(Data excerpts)
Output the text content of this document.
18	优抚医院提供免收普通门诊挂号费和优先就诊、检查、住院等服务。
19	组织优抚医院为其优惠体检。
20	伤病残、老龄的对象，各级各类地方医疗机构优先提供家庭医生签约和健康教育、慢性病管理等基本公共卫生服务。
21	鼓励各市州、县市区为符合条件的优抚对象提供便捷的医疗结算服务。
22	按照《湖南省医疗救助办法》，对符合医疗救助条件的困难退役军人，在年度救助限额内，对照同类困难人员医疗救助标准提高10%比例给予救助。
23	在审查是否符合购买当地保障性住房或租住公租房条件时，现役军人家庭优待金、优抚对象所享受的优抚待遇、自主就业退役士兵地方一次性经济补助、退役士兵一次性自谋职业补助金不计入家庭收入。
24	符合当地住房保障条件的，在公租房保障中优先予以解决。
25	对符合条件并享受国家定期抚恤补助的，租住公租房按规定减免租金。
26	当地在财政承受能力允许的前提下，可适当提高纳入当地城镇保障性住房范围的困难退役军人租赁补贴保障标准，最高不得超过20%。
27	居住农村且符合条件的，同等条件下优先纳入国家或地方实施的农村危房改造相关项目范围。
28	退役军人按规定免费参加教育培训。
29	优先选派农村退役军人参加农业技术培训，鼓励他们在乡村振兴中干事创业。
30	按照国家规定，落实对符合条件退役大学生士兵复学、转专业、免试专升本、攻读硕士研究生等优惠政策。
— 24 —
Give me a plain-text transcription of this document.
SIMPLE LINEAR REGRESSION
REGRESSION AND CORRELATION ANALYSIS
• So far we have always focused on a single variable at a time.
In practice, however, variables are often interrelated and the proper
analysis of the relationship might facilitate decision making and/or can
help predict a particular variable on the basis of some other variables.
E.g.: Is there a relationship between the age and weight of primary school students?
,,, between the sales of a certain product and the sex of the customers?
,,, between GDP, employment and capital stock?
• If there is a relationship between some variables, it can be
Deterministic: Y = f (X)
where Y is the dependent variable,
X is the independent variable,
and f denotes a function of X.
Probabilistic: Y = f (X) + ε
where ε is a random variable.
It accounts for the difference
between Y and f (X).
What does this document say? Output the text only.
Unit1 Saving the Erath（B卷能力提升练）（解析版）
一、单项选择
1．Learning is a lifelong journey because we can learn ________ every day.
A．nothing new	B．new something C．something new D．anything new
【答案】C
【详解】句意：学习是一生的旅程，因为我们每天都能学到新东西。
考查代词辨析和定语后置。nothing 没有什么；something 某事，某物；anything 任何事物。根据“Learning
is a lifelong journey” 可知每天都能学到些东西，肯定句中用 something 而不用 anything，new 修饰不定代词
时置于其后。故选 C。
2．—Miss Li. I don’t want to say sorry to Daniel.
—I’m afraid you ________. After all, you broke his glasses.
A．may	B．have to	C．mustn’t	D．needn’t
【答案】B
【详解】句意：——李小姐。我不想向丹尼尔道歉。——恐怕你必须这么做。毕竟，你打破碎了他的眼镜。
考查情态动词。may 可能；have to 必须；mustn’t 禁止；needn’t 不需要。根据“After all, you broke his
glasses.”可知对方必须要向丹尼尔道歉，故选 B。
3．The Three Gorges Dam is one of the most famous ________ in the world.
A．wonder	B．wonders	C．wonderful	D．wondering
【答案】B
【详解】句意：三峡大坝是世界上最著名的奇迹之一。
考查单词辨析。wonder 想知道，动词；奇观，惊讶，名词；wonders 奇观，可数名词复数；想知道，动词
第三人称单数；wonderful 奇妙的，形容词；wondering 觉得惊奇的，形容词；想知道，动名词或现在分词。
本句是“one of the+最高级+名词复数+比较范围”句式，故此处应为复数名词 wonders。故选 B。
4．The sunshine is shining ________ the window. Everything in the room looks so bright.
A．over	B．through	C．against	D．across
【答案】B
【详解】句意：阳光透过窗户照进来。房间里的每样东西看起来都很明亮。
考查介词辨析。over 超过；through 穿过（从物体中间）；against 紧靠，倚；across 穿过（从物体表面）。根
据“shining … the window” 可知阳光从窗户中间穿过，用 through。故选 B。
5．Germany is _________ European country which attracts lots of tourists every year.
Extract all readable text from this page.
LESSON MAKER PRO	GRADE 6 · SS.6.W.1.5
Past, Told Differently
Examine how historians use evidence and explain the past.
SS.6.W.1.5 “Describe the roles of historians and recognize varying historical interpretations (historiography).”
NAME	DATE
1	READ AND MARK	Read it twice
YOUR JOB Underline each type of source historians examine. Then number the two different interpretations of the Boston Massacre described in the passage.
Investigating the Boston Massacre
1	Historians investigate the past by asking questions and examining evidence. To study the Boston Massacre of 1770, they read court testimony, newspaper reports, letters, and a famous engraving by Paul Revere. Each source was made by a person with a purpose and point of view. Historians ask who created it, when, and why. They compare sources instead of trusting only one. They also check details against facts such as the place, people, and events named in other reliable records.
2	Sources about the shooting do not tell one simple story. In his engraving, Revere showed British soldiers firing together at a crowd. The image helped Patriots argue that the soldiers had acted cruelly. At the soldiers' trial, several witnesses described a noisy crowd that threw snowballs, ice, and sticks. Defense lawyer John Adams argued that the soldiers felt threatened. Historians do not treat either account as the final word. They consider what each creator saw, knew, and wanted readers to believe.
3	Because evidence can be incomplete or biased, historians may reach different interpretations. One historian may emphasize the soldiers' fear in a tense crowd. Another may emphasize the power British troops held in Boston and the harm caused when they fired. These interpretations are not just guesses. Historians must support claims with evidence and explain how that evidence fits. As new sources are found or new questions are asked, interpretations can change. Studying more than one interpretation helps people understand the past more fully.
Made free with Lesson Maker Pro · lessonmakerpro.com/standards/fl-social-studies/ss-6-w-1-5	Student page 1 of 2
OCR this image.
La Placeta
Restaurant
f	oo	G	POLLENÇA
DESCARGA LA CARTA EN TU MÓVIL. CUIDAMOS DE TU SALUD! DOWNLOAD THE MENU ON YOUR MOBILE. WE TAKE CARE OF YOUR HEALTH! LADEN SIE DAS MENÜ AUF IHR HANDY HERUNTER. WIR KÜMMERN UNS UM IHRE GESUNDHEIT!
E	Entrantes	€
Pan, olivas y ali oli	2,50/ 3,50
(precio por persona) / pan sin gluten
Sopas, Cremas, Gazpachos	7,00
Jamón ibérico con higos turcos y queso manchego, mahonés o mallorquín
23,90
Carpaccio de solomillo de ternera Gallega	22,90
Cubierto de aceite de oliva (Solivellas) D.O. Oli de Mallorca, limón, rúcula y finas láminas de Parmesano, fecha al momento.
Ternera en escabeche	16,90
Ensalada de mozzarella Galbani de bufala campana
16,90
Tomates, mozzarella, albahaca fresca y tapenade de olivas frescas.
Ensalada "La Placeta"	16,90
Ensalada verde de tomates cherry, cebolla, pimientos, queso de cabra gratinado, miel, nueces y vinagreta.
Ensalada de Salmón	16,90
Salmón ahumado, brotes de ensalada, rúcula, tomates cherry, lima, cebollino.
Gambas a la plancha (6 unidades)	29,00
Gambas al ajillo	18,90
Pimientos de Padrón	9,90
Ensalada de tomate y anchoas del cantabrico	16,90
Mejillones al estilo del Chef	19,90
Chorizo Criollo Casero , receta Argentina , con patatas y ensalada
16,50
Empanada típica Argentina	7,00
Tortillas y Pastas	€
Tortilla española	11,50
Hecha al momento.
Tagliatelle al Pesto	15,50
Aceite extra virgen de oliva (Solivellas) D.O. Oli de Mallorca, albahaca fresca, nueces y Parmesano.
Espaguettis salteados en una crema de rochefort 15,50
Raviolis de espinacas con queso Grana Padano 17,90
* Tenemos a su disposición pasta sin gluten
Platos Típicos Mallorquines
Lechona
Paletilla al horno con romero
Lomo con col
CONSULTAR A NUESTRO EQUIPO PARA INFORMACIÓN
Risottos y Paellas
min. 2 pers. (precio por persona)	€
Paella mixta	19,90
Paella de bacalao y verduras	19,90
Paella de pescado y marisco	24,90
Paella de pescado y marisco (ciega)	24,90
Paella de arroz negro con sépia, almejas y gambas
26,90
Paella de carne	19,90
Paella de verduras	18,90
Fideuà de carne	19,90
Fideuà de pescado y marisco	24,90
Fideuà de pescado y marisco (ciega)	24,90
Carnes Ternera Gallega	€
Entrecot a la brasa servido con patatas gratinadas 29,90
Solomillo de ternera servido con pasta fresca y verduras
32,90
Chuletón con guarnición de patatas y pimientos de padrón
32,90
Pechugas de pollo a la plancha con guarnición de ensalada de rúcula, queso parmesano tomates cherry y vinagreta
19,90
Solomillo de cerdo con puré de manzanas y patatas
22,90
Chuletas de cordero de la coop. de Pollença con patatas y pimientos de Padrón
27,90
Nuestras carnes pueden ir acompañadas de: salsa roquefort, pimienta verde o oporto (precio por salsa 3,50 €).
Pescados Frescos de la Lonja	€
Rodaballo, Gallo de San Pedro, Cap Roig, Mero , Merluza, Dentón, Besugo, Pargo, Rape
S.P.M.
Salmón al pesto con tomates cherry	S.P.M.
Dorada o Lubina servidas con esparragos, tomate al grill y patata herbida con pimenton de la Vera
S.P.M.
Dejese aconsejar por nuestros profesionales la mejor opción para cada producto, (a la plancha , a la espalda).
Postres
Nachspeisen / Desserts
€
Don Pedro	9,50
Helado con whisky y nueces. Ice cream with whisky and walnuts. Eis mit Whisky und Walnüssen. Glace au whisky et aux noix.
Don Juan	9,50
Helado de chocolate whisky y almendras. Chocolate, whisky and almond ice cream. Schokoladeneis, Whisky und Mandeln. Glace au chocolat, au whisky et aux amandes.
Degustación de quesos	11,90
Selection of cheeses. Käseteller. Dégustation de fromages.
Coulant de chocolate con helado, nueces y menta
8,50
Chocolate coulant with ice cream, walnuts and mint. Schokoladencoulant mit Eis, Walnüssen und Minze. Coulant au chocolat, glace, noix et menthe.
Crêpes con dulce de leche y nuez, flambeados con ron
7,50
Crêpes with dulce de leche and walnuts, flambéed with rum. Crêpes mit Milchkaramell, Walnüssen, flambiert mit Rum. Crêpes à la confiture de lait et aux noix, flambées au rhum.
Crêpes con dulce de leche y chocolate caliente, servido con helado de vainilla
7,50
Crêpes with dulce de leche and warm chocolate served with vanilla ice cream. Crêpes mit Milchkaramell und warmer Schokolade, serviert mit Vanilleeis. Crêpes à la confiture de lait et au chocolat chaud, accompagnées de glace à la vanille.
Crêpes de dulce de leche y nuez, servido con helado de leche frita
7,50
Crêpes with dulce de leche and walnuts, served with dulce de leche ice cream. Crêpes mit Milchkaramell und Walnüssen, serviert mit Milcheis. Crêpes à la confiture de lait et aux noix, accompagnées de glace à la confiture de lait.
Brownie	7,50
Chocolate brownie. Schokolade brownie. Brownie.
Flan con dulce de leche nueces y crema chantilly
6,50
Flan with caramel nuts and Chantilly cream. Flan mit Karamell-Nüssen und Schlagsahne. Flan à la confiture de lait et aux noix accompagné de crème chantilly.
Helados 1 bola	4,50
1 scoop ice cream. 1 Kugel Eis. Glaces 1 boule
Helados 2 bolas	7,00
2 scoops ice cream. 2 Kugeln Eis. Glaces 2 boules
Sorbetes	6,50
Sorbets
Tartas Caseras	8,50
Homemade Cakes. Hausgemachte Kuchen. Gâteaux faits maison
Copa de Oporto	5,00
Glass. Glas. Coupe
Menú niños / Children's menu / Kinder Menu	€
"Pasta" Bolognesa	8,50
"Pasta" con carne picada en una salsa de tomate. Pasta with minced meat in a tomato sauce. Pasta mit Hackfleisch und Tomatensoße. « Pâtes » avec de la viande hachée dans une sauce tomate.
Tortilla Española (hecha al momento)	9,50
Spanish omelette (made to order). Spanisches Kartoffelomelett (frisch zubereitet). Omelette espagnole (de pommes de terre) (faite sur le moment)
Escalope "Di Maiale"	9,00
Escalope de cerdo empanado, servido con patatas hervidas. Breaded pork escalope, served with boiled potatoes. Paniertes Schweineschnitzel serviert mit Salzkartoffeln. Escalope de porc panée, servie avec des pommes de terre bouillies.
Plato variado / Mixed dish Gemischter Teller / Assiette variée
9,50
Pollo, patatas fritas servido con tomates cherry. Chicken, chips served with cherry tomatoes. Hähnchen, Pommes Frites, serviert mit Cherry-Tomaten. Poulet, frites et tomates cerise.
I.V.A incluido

> [What to do] Determine how many of the lines above hold the word "Salmón", and output that number by itself.

> [Reply] 3